» **What you are asked to do**: Print the whole listing exactly.

-- Start Data lines --

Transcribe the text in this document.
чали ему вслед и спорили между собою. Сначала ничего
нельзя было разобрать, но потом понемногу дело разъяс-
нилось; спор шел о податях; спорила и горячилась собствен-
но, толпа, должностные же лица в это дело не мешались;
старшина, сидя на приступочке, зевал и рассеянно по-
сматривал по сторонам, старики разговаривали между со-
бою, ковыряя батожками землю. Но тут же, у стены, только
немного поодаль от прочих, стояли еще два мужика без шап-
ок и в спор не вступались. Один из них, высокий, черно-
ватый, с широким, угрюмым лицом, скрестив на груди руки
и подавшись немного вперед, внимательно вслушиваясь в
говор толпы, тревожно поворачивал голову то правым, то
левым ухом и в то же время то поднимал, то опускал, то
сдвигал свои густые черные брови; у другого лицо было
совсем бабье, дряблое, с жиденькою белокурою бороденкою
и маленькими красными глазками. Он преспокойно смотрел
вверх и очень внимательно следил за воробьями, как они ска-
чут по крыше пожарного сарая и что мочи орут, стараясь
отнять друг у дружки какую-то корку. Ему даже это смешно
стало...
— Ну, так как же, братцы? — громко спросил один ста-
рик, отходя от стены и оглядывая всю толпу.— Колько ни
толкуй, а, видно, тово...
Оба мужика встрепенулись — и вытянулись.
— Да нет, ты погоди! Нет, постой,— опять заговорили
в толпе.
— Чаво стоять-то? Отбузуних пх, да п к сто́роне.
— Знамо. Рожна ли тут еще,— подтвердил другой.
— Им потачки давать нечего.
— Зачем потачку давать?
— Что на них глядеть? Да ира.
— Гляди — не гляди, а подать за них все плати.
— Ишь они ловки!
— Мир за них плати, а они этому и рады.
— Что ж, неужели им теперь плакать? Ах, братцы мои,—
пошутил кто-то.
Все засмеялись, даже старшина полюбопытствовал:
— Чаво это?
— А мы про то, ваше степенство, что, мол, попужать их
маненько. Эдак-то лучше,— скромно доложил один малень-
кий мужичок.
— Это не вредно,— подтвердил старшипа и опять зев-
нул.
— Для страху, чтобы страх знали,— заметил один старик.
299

-- End Data lines --

» **The response**:
Transcribe the text in this document.
чали ему вслед и спорили между собою. Сначала ничего
нельзя было разобрать, но потом понемногу дело разъяс-
нилось; спор шел о податях; спорила и горячилась собствен-
но, толпа, должностные же лица в это дело не мешались;
старшина, сидя на приступочке, зевал и рассеянно по-
сматривал по сторонам, старики разговаривали между со-
бою, ковыряя батожками землю. Но тут же, у стены, только
немного поодаль от прочих, стояли еще два мужика без шап-
ок и в спор не вступались. Один из них, высокий, черно-
ватый, с широким, угрюмым лицом, скрестив на груди руки
и подавшись немного вперед, внимательно вслушиваясь в
говор толпы, тревожно поворачивал голову то правым, то
левым ухом и в то же время то поднимал, то опускал, то
сдвигал свои густые черные брови; у другого лицо было
совсем бабье, дряблое, с жиденькою белокурою бороденкою
и маленькими красными глазками. Он преспокойно смотрел
вверх и очень внимательно следил за воробьями, как они ска-
чут по крыше пожарного сарая и что мочи орут, стараясь
отнять друг у дружки какую-то корку. Ему даже это смешно
стало...
— Ну, так как же, братцы? — громко спросил один ста-
рик, отходя от стены и оглядывая всю толпу.— Колько ни
толкуй, а, видно, тово...
Оба мужика встрепенулись — и вытянулись.
— Да нет, ты погоди! Нет, постой,— опять заговорили
в толпе.
— Чаво стоять-то? Отбузуних пх, да п к сто́роне.
— Знамо. Рожна ли тут еще,— подтвердил другой.
— Им потачки давать нечего.
— Зачем потачку давать?
— Что на них глядеть? Да ира.
— Гляди — не гляди, а подать за них все плати.
— Ишь они ловки!
— Мир за них плати, а они этому и рады.
— Что ж, неужели им теперь плакать? Ах, братцы мои,—
пошутил кто-то.
Все засмеялись, даже старшина полюбопытствовал:
— Чаво это?
— А мы про то, ваше степенство, что, мол, попужать их
маненько. Эдак-то лучше,— скромно доложил один малень-
кий мужичок.
— Это не вредно,— подтвердил старшипа и опять зев-
нул.
— Для страху, чтобы страх знали,— заметил один старик.
299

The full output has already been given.